Objective: Output every line below exactly.
◇ ◇ ◇
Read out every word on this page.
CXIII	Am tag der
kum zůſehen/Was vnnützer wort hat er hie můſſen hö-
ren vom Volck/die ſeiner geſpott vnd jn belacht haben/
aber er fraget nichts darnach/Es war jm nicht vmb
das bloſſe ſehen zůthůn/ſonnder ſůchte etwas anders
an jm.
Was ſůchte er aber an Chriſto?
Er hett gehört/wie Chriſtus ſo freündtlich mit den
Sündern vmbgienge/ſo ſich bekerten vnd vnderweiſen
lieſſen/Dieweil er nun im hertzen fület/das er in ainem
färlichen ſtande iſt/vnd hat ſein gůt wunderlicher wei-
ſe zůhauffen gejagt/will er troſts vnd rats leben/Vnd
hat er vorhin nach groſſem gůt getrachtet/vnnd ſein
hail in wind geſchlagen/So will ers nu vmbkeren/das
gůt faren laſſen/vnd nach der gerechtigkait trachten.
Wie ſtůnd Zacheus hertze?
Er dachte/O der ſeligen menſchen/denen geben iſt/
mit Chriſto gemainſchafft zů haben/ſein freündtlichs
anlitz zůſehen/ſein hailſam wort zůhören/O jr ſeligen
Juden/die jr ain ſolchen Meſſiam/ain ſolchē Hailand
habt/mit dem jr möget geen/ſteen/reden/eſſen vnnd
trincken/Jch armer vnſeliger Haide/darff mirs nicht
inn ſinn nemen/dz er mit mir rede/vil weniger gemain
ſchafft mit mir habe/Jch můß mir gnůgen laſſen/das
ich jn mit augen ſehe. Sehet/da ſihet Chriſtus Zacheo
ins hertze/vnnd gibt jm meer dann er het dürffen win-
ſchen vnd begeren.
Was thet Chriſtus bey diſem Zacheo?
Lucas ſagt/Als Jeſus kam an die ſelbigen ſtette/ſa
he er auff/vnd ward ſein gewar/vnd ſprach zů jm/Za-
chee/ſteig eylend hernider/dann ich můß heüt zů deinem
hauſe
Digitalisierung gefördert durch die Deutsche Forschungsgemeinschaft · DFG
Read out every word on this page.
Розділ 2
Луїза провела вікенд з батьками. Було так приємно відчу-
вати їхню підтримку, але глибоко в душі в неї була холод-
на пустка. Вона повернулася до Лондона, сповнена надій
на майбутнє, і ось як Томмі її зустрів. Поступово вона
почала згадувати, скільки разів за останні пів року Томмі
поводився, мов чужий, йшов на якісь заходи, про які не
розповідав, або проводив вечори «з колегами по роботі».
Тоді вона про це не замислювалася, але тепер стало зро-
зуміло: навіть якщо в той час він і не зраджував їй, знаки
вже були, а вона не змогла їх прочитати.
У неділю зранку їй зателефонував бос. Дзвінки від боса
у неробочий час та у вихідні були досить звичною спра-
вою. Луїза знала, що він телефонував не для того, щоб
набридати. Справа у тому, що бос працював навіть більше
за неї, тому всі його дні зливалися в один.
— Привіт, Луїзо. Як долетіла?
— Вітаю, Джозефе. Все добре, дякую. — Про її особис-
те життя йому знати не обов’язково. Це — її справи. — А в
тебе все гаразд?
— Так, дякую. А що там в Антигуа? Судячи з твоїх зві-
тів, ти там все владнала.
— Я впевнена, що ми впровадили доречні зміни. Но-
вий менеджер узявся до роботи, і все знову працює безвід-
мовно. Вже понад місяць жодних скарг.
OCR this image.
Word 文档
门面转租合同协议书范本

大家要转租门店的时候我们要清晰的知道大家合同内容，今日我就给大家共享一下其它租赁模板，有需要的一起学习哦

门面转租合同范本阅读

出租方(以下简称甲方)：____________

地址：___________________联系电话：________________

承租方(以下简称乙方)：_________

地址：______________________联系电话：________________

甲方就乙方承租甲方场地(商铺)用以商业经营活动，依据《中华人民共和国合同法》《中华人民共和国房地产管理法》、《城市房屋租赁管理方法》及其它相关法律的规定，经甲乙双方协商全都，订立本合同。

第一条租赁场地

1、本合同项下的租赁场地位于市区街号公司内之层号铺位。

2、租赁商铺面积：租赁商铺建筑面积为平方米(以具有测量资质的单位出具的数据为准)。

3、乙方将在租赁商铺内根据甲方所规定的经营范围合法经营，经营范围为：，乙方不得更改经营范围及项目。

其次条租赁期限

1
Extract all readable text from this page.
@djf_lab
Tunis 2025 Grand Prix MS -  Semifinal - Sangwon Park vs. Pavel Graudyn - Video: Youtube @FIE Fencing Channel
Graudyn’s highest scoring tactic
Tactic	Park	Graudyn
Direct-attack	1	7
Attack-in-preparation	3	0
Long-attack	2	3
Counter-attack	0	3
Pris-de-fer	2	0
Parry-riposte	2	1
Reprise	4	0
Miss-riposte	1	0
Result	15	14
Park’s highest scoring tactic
◇ ◇ ◇
The reply:
Read out every word on this page.
CXIII	Am tag der
kum zůſehen/Was vnnützer wort hat er hie můſſen hö-
ren vom Volck/die ſeiner geſpott vnd jn belacht haben/
aber er fraget nichts darnach/Es war jm nicht vmb
das bloſſe ſehen zůthůn/ſonnder ſůchte etwas anders
an jm.
Was ſůchte er aber an Chriſto?
Er hett gehört/wie Chriſtus ſo freündtlich mit den
Sündern vmbgienge/ſo ſich bekerten vnd vnderweiſen
lieſſen/Dieweil er nun im hertzen fület/das er in ainem
färlichen ſtande iſt/vnd hat ſein gůt wunderlicher wei-
ſe zůhauffen gejagt/will er troſts vnd rats leben/Vnd
hat er vorhin nach groſſem gůt getrachtet/vnnd ſein
hail in wind geſchlagen/So will ers nu vmbkeren/das
gůt faren laſſen/vnd nach der gerechtigkait trachten.
Wie ſtůnd Zacheus hertze?
Er dachte/O der ſeligen menſchen/denen geben iſt/
mit Chriſto gemainſchafft zů haben/ſein freündtlichs
anlitz zůſehen/ſein hailſam wort zůhören/O jr ſeligen
Juden/die jr ain ſolchen Meſſiam/ain ſolchē Hailand
habt/mit dem jr möget geen/ſteen/reden/eſſen vnnd
trincken/Jch armer vnſeliger Haide/darff mirs nicht
inn ſinn nemen/dz er mit mir rede/vil weniger gemain
ſchafft mit mir habe/Jch můß mir gnůgen laſſen/das
ich jn mit augen ſehe. Sehet/da ſihet Chriſtus Zacheo
ins hertze/vnnd gibt jm meer dann er het dürffen win-
ſchen vnd begeren.
Was thet Chriſtus bey diſem Zacheo?
Lucas ſagt/Als Jeſus kam an die ſelbigen ſtette/ſa
he er auff/vnd ward ſein gewar/vnd ſprach zů jm/Za-
chee/ſteig eylend hernider/dann ich můß heüt zů deinem
hauſe
Digitalisierung gefördert durch die Deutsche Forschungsgemeinschaft · DFG
Read out every word on this page.
Розділ 2
Луїза провела вікенд з батьками. Було так приємно відчу-
вати їхню підтримку, але глибоко в душі в неї була холод-
на пустка. Вона повернулася до Лондона, сповнена надій
на майбутнє, і ось як Томмі її зустрів. Поступово вона
почала згадувати, скільки разів за останні пів року Томмі
поводився, мов чужий, йшов на якісь заходи, про які не
розповідав, або проводив вечори «з колегами по роботі».
Тоді вона про це не замислювалася, але тепер стало зро-
зуміло: навіть якщо в той час він і не зраджував їй, знаки
вже були, а вона не змогла їх прочитати.
У неділю зранку їй зателефонував бос. Дзвінки від боса
у неробочий час та у вихідні були досить звичною спра-
вою. Луїза знала, що він телефонував не для того, щоб
набридати. Справа у тому, що бос працював навіть більше
за неї, тому всі його дні зливалися в один.
— Привіт, Луїзо. Як долетіла?
— Вітаю, Джозефе. Все добре, дякую. — Про її особис-
те життя йому знати не обов’язково. Це — її справи. — А в
тебе все гаразд?
— Так, дякую. А що там в Антигуа? Судячи з твоїх зві-
тів, ти там все владнала.
— Я впевнена, що ми впровадили доречні зміни. Но-
вий менеджер узявся до роботи, і все знову працює безвід-
мовно. Вже понад місяць жодних скарг.
OCR this image.
Word 文档
门面转租合同协议书范本

大家要转租门店的时候我们要清晰的知道大家合同内容，今日我就给大家共享一下其它租赁模板，有需要的一起学习哦

门面转租合同范本阅读

出租方(以下简称甲方)：____________

地址：___________________联系电话：________________

承租方(以下简称乙方)：_________

地址：______________________联系电话：________________

甲方就乙方承租甲方场地(商铺)用以商业经营活动，依据《中华人民共和国合同法》《中华人民共和国房地产管理法》、《城市房屋租赁管理方法》及其它相关法律的规定，经甲乙双方协商全都，订立本合同。

第一条租赁场地

1、本合同项下的租赁场地位于市区街号公司内之层号铺位。

2、租赁商铺面积：租赁商铺建筑面积为平方米(以具有测量资质的单位出具的数据为准)。

3、乙方将在租赁商铺内根据甲方所规定的经营范围合法经营，经营范围为：，乙方不得更改经营范围及项目。

其次条租赁期限

1
Extract all readable text from this page.
@djf_lab
Tunis 2025 Grand Prix MS -  Semifinal - Sangwon Park vs. Pavel Graudyn - Video: Youtube @FIE Fencing Channel
Graudyn’s highest scoring tactic
Tactic	Park	Graudyn
Direct-attack	1	7
Attack-in-preparation	3	0
Long-attack	2	3
Counter-attack	0	3
Pris-de-fer	2	0
Parry-riposte	2	1
Reprise	4	0
Miss-riposte	1	0
Result	15	14
Park’s highest scoring tactic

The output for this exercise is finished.